TASK DETAILS :: Transcribe all of the data exactly. Omit the pictures.

TASK DATA ::
────

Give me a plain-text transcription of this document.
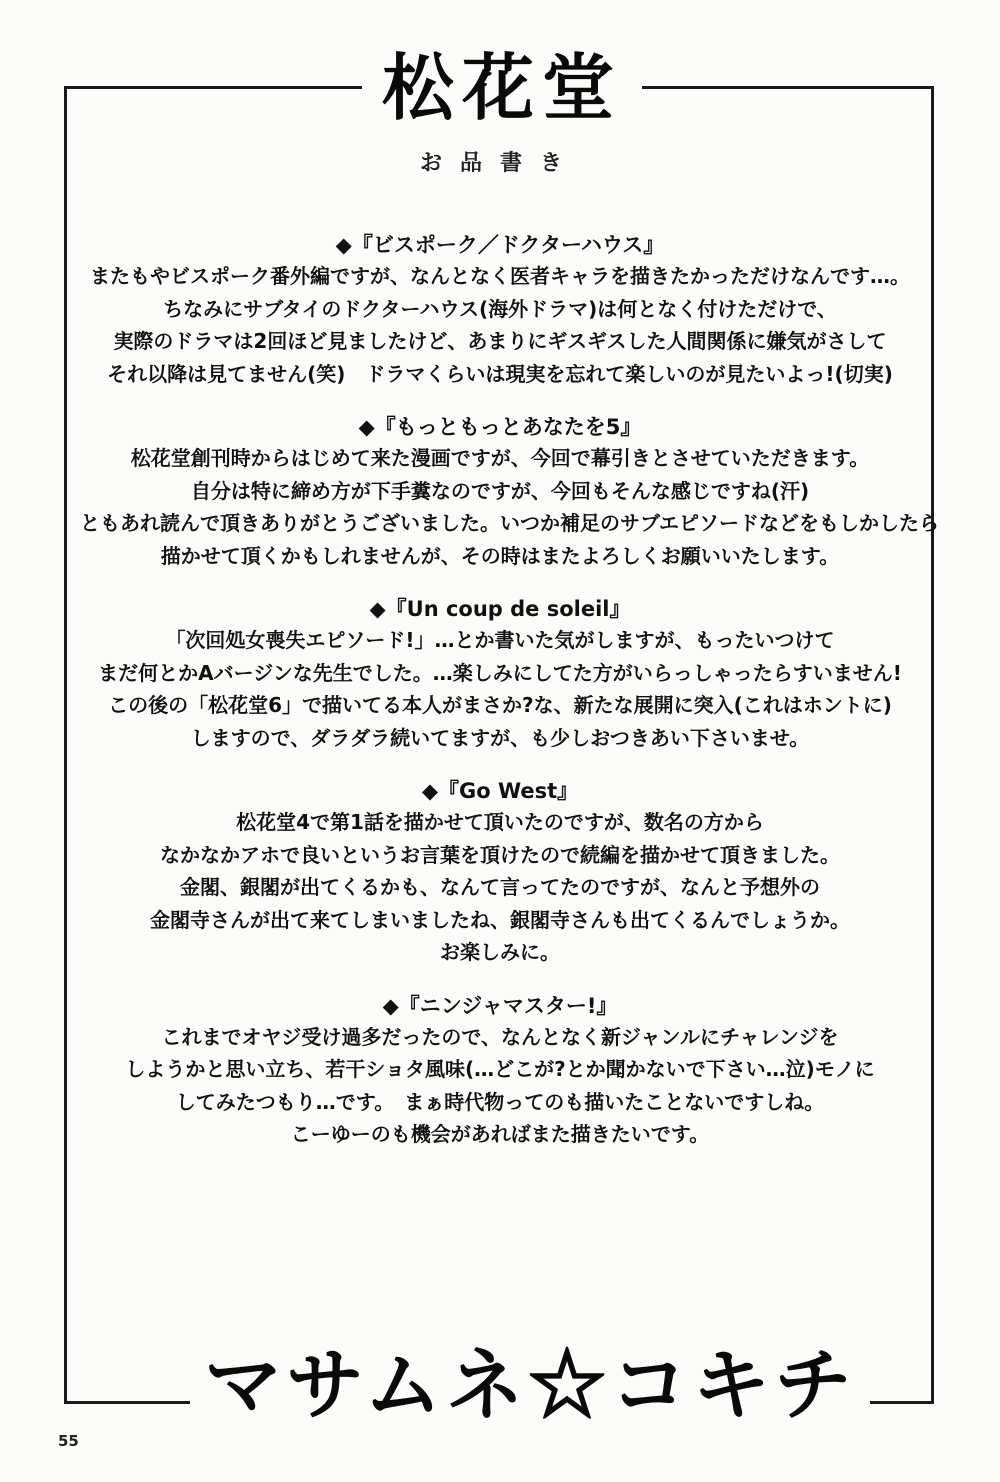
松花堂
お品書き
◆『ビスポーク／ドクターハウス』
またもやビスポーク番外編ですが、なんとなく医者キャラを描きたかっただけなんです…。
ちなみにサブタイのドクターハウス(海外ドラマ)は何となく付けただけで、
実際のドラマは2回ほど見ましたけど、あまりにギスギスした人間関係に嫌気がさして
それ以降は見てません(笑)　ドラマくらいは現実を忘れて楽しいのが見たいよっ!(切実)
◆『もっともっとあなたを5』
松花堂創刊時からはじめて来た漫画ですが、今回で幕引きとさせていただきます。
自分は特に締め方が下手糞なのですが、今回もそんな感じですね(汗)
ともあれ読んで頂きありがとうございました。いつか補足のサブエピソードなどをもしかしたら
描かせて頂くかもしれませんが、その時はまたよろしくお願いいたします。
◆『Un coup de soleil』
「次回処女喪失エピソード!」…とか書いた気がしますが、もったいつけて
まだ何とかAバージンな先生でした。…楽しみにしてた方がいらっしゃったらすいません!
この後の「松花堂6」で描いてる本人がまさか?な、新たな展開に突入(これはホントに)
しますので、ダラダラ続いてますが、も少しおつきあい下さいませ。
◆『Go West』
松花堂4で第1話を描かせて頂いたのですが、数名の方から
なかなかアホで良いというお言葉を頂けたので続編を描かせて頂きました。
金閣、銀閣が出てくるかも、なんて言ってたのですが、なんと予想外の
金閣寺さんが出て来てしまいましたね、銀閣寺さんも出てくるんでしょうか。
お楽しみに。
◆『ニンジャマスター!』
これまでオヤジ受け過多だったので、なんとなく新ジャンルにチャレンジを
しようかと思い立ち、若干ショタ風味(…どこが?とか聞かないで下さい…泣)モノに
してみたつもり…です。　まぁ時代物ってのも描いたことないですしね。
こーゆーのも機会があればまた描きたいです。
マサムネ☆コキチ
55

────

FINISHED ANSWER ::
Give me a plain-text transcription of this document.
松花堂
お品書き
◆『ビスポーク／ドクターハウス』
またもやビスポーク番外編ですが、なんとなく医者キャラを描きたかっただけなんです…。
ちなみにサブタイのドクターハウス(海外ドラマ)は何となく付けただけで、
実際のドラマは2回ほど見ましたけど、あまりにギスギスした人間関係に嫌気がさして
それ以降は見てません(笑)　ドラマくらいは現実を忘れて楽しいのが見たいよっ!(切実)
◆『もっともっとあなたを5』
松花堂創刊時からはじめて来た漫画ですが、今回で幕引きとさせていただきます。
自分は特に締め方が下手糞なのですが、今回もそんな感じですね(汗)
ともあれ読んで頂きありがとうございました。いつか補足のサブエピソードなどをもしかしたら
描かせて頂くかもしれませんが、その時はまたよろしくお願いいたします。
◆『Un coup de soleil』
「次回処女喪失エピソード!」…とか書いた気がしますが、もったいつけて
まだ何とかAバージンな先生でした。…楽しみにしてた方がいらっしゃったらすいません!
この後の「松花堂6」で描いてる本人がまさか?な、新たな展開に突入(これはホントに)
しますので、ダラダラ続いてますが、も少しおつきあい下さいませ。
◆『Go West』
松花堂4で第1話を描かせて頂いたのですが、数名の方から
なかなかアホで良いというお言葉を頂けたので続編を描かせて頂きました。
金閣、銀閣が出てくるかも、なんて言ってたのですが、なんと予想外の
金閣寺さんが出て来てしまいましたね、銀閣寺さんも出てくるんでしょうか。
お楽しみに。
◆『ニンジャマスター!』
これまでオヤジ受け過多だったので、なんとなく新ジャンルにチャレンジを
しようかと思い立ち、若干ショタ風味(…どこが?とか聞かないで下さい…泣)モノに
してみたつもり…です。　まぁ時代物ってのも描いたことないですしね。
こーゆーのも機会があればまた描きたいです。
マサムネ☆コキチ
55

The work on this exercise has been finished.